_Written task_. Give every entry again, word for word and in full.

_Exercise materials_.
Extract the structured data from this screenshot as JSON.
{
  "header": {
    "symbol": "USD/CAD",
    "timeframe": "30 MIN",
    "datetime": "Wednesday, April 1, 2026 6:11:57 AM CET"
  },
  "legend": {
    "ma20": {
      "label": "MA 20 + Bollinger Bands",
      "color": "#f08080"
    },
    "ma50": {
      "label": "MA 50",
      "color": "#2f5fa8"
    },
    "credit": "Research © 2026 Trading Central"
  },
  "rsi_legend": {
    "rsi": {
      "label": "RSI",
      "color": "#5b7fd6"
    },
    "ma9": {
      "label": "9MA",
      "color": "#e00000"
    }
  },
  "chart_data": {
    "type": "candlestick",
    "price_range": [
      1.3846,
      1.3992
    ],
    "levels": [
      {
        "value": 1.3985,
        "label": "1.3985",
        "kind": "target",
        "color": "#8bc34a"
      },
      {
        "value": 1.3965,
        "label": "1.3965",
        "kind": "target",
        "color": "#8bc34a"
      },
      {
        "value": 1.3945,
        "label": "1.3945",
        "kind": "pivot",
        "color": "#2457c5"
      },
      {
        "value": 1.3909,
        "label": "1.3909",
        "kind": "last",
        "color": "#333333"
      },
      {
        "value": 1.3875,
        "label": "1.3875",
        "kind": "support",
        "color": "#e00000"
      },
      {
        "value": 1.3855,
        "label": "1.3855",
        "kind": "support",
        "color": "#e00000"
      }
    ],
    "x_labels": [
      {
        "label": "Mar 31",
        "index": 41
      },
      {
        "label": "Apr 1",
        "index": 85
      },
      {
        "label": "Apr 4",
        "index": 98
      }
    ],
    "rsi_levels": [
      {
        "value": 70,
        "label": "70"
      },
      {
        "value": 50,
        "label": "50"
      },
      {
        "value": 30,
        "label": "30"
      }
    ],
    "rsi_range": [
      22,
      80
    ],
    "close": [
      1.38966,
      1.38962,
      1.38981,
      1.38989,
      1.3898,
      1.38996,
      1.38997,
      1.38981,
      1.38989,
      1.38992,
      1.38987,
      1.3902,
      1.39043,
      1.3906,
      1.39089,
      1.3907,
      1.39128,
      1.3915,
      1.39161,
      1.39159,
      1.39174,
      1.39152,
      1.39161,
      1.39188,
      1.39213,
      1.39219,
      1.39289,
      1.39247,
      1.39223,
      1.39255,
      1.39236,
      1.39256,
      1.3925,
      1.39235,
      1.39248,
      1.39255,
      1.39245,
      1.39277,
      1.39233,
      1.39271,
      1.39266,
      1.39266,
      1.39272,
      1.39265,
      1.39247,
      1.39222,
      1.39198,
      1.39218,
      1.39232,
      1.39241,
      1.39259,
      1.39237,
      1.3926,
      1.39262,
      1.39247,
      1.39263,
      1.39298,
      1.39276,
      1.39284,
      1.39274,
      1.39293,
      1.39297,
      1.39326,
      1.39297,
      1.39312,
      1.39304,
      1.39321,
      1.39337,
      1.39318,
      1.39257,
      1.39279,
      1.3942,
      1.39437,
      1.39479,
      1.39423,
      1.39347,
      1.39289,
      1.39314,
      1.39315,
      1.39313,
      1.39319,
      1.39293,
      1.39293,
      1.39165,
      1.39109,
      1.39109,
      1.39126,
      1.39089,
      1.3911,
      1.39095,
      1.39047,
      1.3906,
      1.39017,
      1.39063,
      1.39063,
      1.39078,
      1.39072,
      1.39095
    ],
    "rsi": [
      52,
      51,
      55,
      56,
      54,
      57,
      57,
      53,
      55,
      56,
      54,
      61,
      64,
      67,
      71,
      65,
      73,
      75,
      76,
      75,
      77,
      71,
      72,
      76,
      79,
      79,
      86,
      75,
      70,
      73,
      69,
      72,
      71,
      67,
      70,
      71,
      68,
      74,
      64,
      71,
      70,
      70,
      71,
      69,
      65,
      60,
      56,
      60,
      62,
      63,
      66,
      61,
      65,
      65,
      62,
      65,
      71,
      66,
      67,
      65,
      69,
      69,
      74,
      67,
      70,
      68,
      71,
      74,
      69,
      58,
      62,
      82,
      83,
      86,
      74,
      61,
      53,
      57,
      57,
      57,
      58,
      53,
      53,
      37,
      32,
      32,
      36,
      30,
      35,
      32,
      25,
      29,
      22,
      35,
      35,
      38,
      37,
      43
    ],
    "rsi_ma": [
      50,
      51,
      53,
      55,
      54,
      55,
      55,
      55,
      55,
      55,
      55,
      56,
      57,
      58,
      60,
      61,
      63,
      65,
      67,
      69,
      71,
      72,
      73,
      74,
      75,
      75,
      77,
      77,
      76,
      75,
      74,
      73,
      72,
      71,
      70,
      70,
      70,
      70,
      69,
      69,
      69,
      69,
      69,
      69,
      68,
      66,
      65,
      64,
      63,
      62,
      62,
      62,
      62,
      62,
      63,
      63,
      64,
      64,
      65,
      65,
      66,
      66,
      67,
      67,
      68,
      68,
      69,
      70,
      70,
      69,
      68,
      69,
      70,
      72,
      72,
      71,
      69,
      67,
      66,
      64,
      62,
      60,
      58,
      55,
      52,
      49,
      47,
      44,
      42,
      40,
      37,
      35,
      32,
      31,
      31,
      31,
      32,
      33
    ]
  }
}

_Solution for this task_.
Extract the structured data from this screenshot as JSON.
{
  "header": {
    "symbol": "USD/CAD",
    "timeframe": "30 MIN",
    "datetime": "Wednesday, April 1, 2026 6:11:57 AM CET"
  },
  "legend": {
    "ma20": {
      "label": "MA 20 + Bollinger Bands",
      "color": "#f08080"
    },
    "ma50": {
      "label": "MA 50",
      "color": "#2f5fa8"
    },
    "credit": "Research © 2026 Trading Central"
  },
  "rsi_legend": {
    "rsi": {
      "label": "RSI",
      "color": "#5b7fd6"
    },
    "ma9": {
      "label": "9MA",
      "color": "#e00000"
    }
  },
  "chart_data": {
    "type": "candlestick",
    "price_range": [
      1.3846,
      1.3992
    ],
    "levels": [
      {
        "value": 1.3985,
        "label": "1.3985",
        "kind": "target",
        "color": "#8bc34a"
      },
      {
        "value": 1.3965,
        "label": "1.3965",
        "kind": "target",
        "color": "#8bc34a"
      },
      {
        "value": 1.3945,
        "label": "1.3945",
        "kind": "pivot",
        "color": "#2457c5"
      },
      {
        "value": 1.3909,
        "label": "1.3909",
        "kind": "last",
        "color": "#333333"
      },
      {
        "value": 1.3875,
        "label": "1.3875",
        "kind": "support",
        "color": "#e00000"
      },
      {
        "value": 1.3855,
        "label": "1.3855",
        "kind": "support",
        "color": "#e00000"
      }
    ],
    "x_labels": [
      {
        "label": "Mar 31",
        "index": 41
      },
      {
        "label": "Apr 1",
        "index": 85
      },
      {
        "label": "Apr 4",
        "index": 98
      }
    ],
    "rsi_levels": [
      {
        "value": 70,
        "label": "70"
      },
      {
        "value": 50,
        "label": "50"
      },
      {
        "value": 30,
        "label": "30"
      }
    ],
    "rsi_range": [
      22,
      80
    ],
    "close": [
      1.38966,
      1.38962,
      1.38981,
      1.38989,
      1.3898,
      1.38996,
      1.38997,
      1.38981,
      1.38989,
      1.38992,
      1.38987,
      1.3902,
      1.39043,
      1.3906,
      1.39089,
      1.3907,
      1.39128,
      1.3915,
      1.39161,
      1.39159,
      1.39174,
      1.39152,
      1.39161,
      1.39188,
      1.39213,
      1.39219,
      1.39289,
      1.39247,
      1.39223,
      1.39255,
      1.39236,
      1.39256,
      1.3925,
      1.39235,
      1.39248,
      1.39255,
      1.39245,
      1.39277,
      1.39233,
      1.39271,
      1.39266,
      1.39266,
      1.39272,
      1.39265,
      1.39247,
      1.39222,
      1.39198,
      1.39218,
      1.39232,
      1.39241,
      1.39259,
      1.39237,
      1.3926,
      1.39262,
      1.39247,
      1.39263,
      1.39298,
      1.39276,
      1.39284,
      1.39274,
      1.39293,
      1.39297,
      1.39326,
      1.39297,
      1.39312,
      1.39304,
      1.39321,
      1.39337,
      1.39318,
      1.39257,
      1.39279,
      1.3942,
      1.39437,
      1.39479,
      1.39423,
      1.39347,
      1.39289,
      1.39314,
      1.39315,
      1.39313,
      1.39319,
      1.39293,
      1.39293,
      1.39165,
      1.39109,
      1.39109,
      1.39126,
      1.39089,
      1.3911,
      1.39095,
      1.39047,
      1.3906,
      1.39017,
      1.39063,
      1.39063,
      1.39078,
      1.39072,
      1.39095
    ],
    "rsi": [
      52,
      51,
      55,
      56,
      54,
      57,
      57,
      53,
      55,
      56,
      54,
      61,
      64,
      67,
      71,
      65,
      73,
      75,
      76,
      75,
      77,
      71,
      72,
      76,
      79,
      79,
      86,
      75,
      70,
      73,
      69,
      72,
      71,
      67,
      70,
      71,
      68,
      74,
      64,
      71,
      70,
      70,
      71,
      69,
      65,
      60,
      56,
      60,
      62,
      63,
      66,
      61,
      65,
      65,
      62,
      65,
      71,
      66,
      67,
      65,
      69,
      69,
      74,
      67,
      70,
      68,
      71,
      74,
      69,
      58,
      62,
      82,
      83,
      86,
      74,
      61,
      53,
      57,
      57,
      57,
      58,
      53,
      53,
      37,
      32,
      32,
      36,
      30,
      35,
      32,
      25,
      29,
      22,
      35,
      35,
      38,
      37,
      43
    ],
    "rsi_ma": [
      50,
      51,
      53,
      55,
      54,
      55,
      55,
      55,
      55,
      55,
      55,
      56,
      57,
      58,
      60,
      61,
      63,
      65,
      67,
      69,
      71,
      72,
      73,
      74,
      75,
      75,
      77,
      77,
      76,
      75,
      74,
      73,
      72,
      71,
      70,
      70,
      70,
      70,
      69,
      69,
      69,
      69,
      69,
      69,
      68,
      66,
      65,
      64,
      63,
      62,
      62,
      62,
      62,
      62,
      63,
      63,
      64,
      64,
      65,
      65,
      66,
      66,
      67,
      67,
      68,
      68,
      69,
      70,
      70,
      69,
      68,
      69,
      70,
      72,
      72,
      71,
      69,
      67,
      66,
      64,
      62,
      60,
      58,
      55,
      52,
      49,
      47,
      44,
      42,
      40,
      37,
      35,
      32,
      31,
      31,
      31,
      32,
      33
    ]
  }
}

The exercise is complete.